### Source data:
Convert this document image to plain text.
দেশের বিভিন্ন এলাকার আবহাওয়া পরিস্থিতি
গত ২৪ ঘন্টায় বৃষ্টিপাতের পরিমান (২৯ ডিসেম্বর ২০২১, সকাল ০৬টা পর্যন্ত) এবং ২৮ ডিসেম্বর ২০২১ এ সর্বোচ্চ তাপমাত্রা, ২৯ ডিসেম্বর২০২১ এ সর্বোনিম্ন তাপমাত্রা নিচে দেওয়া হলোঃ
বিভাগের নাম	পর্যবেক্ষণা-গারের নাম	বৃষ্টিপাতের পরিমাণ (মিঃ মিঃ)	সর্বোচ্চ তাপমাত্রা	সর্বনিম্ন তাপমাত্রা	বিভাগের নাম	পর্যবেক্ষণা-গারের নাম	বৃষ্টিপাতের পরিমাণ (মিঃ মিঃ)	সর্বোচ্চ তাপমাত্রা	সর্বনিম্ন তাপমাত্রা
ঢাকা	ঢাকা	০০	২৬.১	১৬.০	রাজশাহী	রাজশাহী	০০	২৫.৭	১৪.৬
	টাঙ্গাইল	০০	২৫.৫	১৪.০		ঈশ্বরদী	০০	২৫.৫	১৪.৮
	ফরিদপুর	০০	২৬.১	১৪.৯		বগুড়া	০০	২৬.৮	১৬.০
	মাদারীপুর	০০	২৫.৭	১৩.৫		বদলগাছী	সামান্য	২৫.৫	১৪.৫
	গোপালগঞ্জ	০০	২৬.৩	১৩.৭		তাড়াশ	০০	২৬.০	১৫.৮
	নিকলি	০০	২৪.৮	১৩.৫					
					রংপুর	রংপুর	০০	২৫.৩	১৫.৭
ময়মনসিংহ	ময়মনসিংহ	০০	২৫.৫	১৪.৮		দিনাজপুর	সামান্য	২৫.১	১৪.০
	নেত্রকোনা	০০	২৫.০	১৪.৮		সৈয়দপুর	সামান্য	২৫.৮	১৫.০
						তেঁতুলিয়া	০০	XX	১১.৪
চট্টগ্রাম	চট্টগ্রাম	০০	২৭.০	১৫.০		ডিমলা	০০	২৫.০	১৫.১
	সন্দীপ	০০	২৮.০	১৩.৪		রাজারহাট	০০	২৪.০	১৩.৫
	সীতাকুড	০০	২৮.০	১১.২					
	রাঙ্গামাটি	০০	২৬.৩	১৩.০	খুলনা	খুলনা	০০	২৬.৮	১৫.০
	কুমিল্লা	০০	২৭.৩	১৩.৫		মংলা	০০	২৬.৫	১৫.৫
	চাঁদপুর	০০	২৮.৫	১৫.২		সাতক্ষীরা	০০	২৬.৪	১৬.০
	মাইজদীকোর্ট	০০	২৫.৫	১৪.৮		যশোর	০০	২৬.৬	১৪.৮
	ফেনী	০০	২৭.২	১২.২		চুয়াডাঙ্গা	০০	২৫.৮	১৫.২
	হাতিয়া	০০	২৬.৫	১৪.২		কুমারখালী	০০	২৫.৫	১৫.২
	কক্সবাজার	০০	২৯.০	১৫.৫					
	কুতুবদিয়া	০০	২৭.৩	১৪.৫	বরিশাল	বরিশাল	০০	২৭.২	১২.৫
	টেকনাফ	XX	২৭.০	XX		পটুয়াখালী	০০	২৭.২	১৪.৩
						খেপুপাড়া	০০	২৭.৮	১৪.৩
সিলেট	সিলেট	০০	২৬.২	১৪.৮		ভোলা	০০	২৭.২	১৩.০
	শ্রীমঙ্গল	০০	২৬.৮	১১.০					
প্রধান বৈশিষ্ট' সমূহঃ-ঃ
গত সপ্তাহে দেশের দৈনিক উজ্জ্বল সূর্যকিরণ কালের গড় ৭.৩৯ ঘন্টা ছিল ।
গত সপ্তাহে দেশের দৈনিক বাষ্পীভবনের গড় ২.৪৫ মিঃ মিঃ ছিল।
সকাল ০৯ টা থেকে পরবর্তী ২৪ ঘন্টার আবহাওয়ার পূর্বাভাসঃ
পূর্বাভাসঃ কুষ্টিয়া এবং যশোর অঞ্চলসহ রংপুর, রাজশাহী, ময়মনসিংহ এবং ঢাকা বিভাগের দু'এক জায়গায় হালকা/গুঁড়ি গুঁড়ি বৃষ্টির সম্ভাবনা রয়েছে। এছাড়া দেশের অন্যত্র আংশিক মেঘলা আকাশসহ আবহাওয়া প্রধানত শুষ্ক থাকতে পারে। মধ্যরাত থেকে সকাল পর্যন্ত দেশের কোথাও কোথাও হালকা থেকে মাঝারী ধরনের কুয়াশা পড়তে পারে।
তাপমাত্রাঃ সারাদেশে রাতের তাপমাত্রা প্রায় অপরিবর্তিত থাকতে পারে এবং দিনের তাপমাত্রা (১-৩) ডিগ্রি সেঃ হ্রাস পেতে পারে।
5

### Task requirements:
Output the full listing without altering anything.

### Task output:
Convert this document image to plain text.
দেশের বিভিন্ন এলাকার আবহাওয়া পরিস্থিতি
গত ২৪ ঘন্টায় বৃষ্টিপাতের পরিমান (২৯ ডিসেম্বর ২০২১, সকাল ০৬টা পর্যন্ত) এবং ২৮ ডিসেম্বর ২০২১ এ সর্বোচ্চ তাপমাত্রা, ২৯ ডিসেম্বর২০২১ এ সর্বোনিম্ন তাপমাত্রা নিচে দেওয়া হলোঃ
বিভাগের নাম	পর্যবেক্ষণা-গারের নাম	বৃষ্টিপাতের পরিমাণ (মিঃ মিঃ)	সর্বোচ্চ তাপমাত্রা	সর্বনিম্ন তাপমাত্রা	বিভাগের নাম	পর্যবেক্ষণা-গারের নাম	বৃষ্টিপাতের পরিমাণ (মিঃ মিঃ)	সর্বোচ্চ তাপমাত্রা	সর্বনিম্ন তাপমাত্রা
ঢাকা	ঢাকা	০০	২৬.১	১৬.০	রাজশাহী	রাজশাহী	০০	২৫.৭	১৪.৬
	টাঙ্গাইল	০০	২৫.৫	১৪.০		ঈশ্বরদী	০০	২৫.৫	১৪.৮
	ফরিদপুর	০০	২৬.১	১৪.৯		বগুড়া	০০	২৬.৮	১৬.০
	মাদারীপুর	০০	২৫.৭	১৩.৫		বদলগাছী	সামান্য	২৫.৫	১৪.৫
	গোপালগঞ্জ	০০	২৬.৩	১৩.৭		তাড়াশ	০০	২৬.০	১৫.৮
	নিকলি	০০	২৪.৮	১৩.৫					
					রংপুর	রংপুর	০০	২৫.৩	১৫.৭
ময়মনসিংহ	ময়মনসিংহ	০০	২৫.৫	১৪.৮		দিনাজপুর	সামান্য	২৫.১	১৪.০
	নেত্রকোনা	০০	২৫.০	১৪.৮		সৈয়দপুর	সামান্য	২৫.৮	১৫.০
						তেঁতুলিয়া	০০	XX	১১.৪
চট্টগ্রাম	চট্টগ্রাম	০০	২৭.০	১৫.০		ডিমলা	০০	২৫.০	১৫.১
	সন্দীপ	০০	২৮.০	১৩.৪		রাজারহাট	০০	২৪.০	১৩.৫
	সীতাকুড	০০	২৮.০	১১.২					
	রাঙ্গামাটি	০০	২৬.৩	১৩.০	খুলনা	খুলনা	০০	২৬.৮	১৫.০
	কুমিল্লা	০০	২৭.৩	১৩.৫		মংলা	০০	২৬.৫	১৫.৫
	চাঁদপুর	০০	২৮.৫	১৫.২		সাতক্ষীরা	০০	২৬.৪	১৬.০
	মাইজদীকোর্ট	০০	২৫.৫	১৪.৮		যশোর	০০	২৬.৬	১৪.৮
	ফেনী	০০	২৭.২	১২.২		চুয়াডাঙ্গা	০০	২৫.৮	১৫.২
	হাতিয়া	০০	২৬.৫	১৪.২		কুমারখালী	০০	২৫.৫	১৫.২
	কক্সবাজার	০০	২৯.০	১৫.৫					
	কুতুবদিয়া	০০	২৭.৩	১৪.৫	বরিশাল	বরিশাল	০০	২৭.২	১২.৫
	টেকনাফ	XX	২৭.০	XX		পটুয়াখালী	০০	২৭.২	১৪.৩
						খেপুপাড়া	০০	২৭.৮	১৪.৩
সিলেট	সিলেট	০০	২৬.২	১৪.৮		ভোলা	০০	২৭.২	১৩.০
	শ্রীমঙ্গল	০০	২৬.৮	১১.০					
প্রধান বৈশিষ্ট' সমূহঃ-ঃ
গত সপ্তাহে দেশের দৈনিক উজ্জ্বল সূর্যকিরণ কালের গড় ৭.৩৯ ঘন্টা ছিল ।
গত সপ্তাহে দেশের দৈনিক বাষ্পীভবনের গড় ২.৪৫ মিঃ মিঃ ছিল।
সকাল ০৯ টা থেকে পরবর্তী ২৪ ঘন্টার আবহাওয়ার পূর্বাভাসঃ
পূর্বাভাসঃ কুষ্টিয়া এবং যশোর অঞ্চলসহ রংপুর, রাজশাহী, ময়মনসিংহ এবং ঢাকা বিভাগের দু'এক জায়গায় হালকা/গুঁড়ি গুঁড়ি বৃষ্টির সম্ভাবনা রয়েছে। এছাড়া দেশের অন্যত্র আংশিক মেঘলা আকাশসহ আবহাওয়া প্রধানত শুষ্ক থাকতে পারে। মধ্যরাত থেকে সকাল পর্যন্ত দেশের কোথাও কোথাও হালকা থেকে মাঝারী ধরনের কুয়াশা পড়তে পারে।
তাপমাত্রাঃ সারাদেশে রাতের তাপমাত্রা প্রায় অপরিবর্তিত থাকতে পারে এবং দিনের তাপমাত্রা (১-৩) ডিগ্রি সেঃ হ্রাস পেতে পারে।
5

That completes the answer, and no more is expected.